DIRECTIONS FOR THIS TASK:
Pictures aside, repeat every entry exactly.

RECORDED INFORMATION:
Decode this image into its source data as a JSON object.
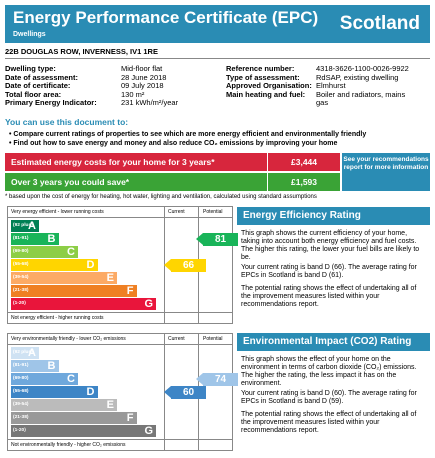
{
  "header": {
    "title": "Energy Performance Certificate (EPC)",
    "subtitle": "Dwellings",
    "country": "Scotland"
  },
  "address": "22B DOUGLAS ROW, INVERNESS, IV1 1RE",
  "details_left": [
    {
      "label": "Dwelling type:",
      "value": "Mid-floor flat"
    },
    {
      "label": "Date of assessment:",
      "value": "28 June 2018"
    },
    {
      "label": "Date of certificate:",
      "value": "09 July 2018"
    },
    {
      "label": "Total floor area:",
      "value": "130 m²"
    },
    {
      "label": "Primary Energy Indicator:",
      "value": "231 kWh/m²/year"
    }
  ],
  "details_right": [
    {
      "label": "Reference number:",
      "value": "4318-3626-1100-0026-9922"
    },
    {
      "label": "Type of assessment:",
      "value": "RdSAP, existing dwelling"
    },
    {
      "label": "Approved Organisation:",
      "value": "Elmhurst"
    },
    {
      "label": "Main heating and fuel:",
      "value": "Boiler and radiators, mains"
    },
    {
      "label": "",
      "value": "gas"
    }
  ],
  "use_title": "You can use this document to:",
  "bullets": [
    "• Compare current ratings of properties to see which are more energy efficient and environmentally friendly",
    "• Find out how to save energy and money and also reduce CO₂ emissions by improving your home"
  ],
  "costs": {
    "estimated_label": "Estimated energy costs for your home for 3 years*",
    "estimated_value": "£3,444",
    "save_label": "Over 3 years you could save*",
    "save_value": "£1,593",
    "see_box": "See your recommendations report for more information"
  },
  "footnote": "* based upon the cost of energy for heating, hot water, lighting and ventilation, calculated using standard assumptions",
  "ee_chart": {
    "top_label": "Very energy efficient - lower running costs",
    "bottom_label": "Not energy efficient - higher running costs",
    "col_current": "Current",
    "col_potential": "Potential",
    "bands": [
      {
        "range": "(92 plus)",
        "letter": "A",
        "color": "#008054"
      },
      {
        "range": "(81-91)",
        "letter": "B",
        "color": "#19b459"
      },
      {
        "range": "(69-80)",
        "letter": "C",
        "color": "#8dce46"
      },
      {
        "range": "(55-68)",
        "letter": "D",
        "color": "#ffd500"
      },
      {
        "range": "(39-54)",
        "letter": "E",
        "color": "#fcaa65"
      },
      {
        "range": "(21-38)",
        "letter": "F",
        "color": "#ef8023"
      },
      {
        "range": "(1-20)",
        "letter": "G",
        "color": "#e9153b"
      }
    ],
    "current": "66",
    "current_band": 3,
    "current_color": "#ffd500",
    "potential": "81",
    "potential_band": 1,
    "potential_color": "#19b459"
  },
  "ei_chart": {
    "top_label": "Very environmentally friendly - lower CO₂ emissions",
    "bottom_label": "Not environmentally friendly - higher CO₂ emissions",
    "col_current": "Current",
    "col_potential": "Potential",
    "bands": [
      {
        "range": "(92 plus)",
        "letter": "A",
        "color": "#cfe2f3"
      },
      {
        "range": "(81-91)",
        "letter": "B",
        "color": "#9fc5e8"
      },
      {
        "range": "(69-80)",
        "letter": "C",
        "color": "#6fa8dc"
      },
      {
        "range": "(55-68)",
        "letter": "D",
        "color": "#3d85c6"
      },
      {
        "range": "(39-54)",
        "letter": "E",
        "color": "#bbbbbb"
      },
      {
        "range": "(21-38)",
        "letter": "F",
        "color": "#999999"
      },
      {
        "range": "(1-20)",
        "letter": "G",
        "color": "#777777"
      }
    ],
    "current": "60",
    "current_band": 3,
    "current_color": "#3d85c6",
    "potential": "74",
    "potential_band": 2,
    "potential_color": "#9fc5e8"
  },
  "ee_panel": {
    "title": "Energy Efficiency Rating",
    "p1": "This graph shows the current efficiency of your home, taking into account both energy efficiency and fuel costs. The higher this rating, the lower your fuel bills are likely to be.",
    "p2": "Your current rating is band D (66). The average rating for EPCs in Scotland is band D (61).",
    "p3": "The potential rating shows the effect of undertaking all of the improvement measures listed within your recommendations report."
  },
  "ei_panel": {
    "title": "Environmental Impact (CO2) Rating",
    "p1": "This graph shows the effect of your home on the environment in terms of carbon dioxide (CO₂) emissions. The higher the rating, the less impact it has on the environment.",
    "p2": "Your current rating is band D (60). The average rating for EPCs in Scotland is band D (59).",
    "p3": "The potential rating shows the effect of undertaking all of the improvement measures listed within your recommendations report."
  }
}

WRITTEN RESPONSE:
Decode this image into its source data as a JSON object.
{
  "header": {
    "title": "Energy Performance Certificate (EPC)",
    "subtitle": "Dwellings",
    "country": "Scotland"
  },
  "address": "22B DOUGLAS ROW, INVERNESS, IV1 1RE",
  "details_left": [
    {
      "label": "Dwelling type:",
      "value": "Mid-floor flat"
    },
    {
      "label": "Date of assessment:",
      "value": "28 June 2018"
    },
    {
      "label": "Date of certificate:",
      "value": "09 July 2018"
    },
    {
      "label": "Total floor area:",
      "value": "130 m²"
    },
    {
      "label": "Primary Energy Indicator:",
      "value": "231 kWh/m²/year"
    }
  ],
  "details_right": [
    {
      "label": "Reference number:",
      "value": "4318-3626-1100-0026-9922"
    },
    {
      "label": "Type of assessment:",
      "value": "RdSAP, existing dwelling"
    },
    {
      "label": "Approved Organisation:",
      "value": "Elmhurst"
    },
    {
      "label": "Main heating and fuel:",
      "value": "Boiler and radiators, mains"
    },
    {
      "label": "",
      "value": "gas"
    }
  ],
  "use_title": "You can use this document to:",
  "bullets": [
    "• Compare current ratings of properties to see which are more energy efficient and environmentally friendly",
    "• Find out how to save energy and money and also reduce CO₂ emissions by improving your home"
  ],
  "costs": {
    "estimated_label": "Estimated energy costs for your home for 3 years*",
    "estimated_value": "£3,444",
    "save_label": "Over 3 years you could save*",
    "save_value": "£1,593",
    "see_box": "See your recommendations report for more information"
  },
  "footnote": "* based upon the cost of energy for heating, hot water, lighting and ventilation, calculated using standard assumptions",
  "ee_chart": {
    "top_label": "Very energy efficient - lower running costs",
    "bottom_label": "Not energy efficient - higher running costs",
    "col_current": "Current",
    "col_potential": "Potential",
    "bands": [
      {
        "range": "(92 plus)",
        "letter": "A",
        "color": "#008054"
      },
      {
        "range": "(81-91)",
        "letter": "B",
        "color": "#19b459"
      },
      {
        "range": "(69-80)",
        "letter": "C",
        "color": "#8dce46"
      },
      {
        "range": "(55-68)",
        "letter": "D",
        "color": "#ffd500"
      },
      {
        "range": "(39-54)",
        "letter": "E",
        "color": "#fcaa65"
      },
      {
        "range": "(21-38)",
        "letter": "F",
        "color": "#ef8023"
      },
      {
        "range": "(1-20)",
        "letter": "G",
        "color": "#e9153b"
      }
    ],
    "current": "66",
    "current_band": 3,
    "current_color": "#ffd500",
    "potential": "81",
    "potential_band": 1,
    "potential_color": "#19b459"
  },
  "ei_chart": {
    "top_label": "Very environmentally friendly - lower CO₂ emissions",
    "bottom_label": "Not environmentally friendly - higher CO₂ emissions",
    "col_current": "Current",
    "col_potential": "Potential",
    "bands": [
      {
        "range": "(92 plus)",
        "letter": "A",
        "color": "#cfe2f3"
      },
      {
        "range": "(81-91)",
        "letter": "B",
        "color": "#9fc5e8"
      },
      {
        "range": "(69-80)",
        "letter": "C",
        "color": "#6fa8dc"
      },
      {
        "range": "(55-68)",
        "letter": "D",
        "color": "#3d85c6"
      },
      {
        "range": "(39-54)",
        "letter": "E",
        "color": "#bbbbbb"
      },
      {
        "range": "(21-38)",
        "letter": "F",
        "color": "#999999"
      },
      {
        "range": "(1-20)",
        "letter": "G",
        "color": "#777777"
      }
    ],
    "current": "60",
    "current_band": 3,
    "current_color": "#3d85c6",
    "potential": "74",
    "potential_band": 2,
    "potential_color": "#9fc5e8"
  },
  "ee_panel": {
    "title": "Energy Efficiency Rating",
    "p1": "This graph shows the current efficiency of your home, taking into account both energy efficiency and fuel costs. The higher this rating, the lower your fuel bills are likely to be.",
    "p2": "Your current rating is band D (66). The average rating for EPCs in Scotland is band D (61).",
    "p3": "The potential rating shows the effect of undertaking all of the improvement measures listed within your recommendations report."
  },
  "ei_panel": {
    "title": "Environmental Impact (CO2) Rating",
    "p1": "This graph shows the effect of your home on the environment in terms of carbon dioxide (CO₂) emissions. The higher the rating, the less impact it has on the environment.",
    "p2": "Your current rating is band D (60). The average rating for EPCs in Scotland is band D (59).",
    "p3": "The potential rating shows the effect of undertaking all of the improvement measures listed within your recommendations report."
  }
}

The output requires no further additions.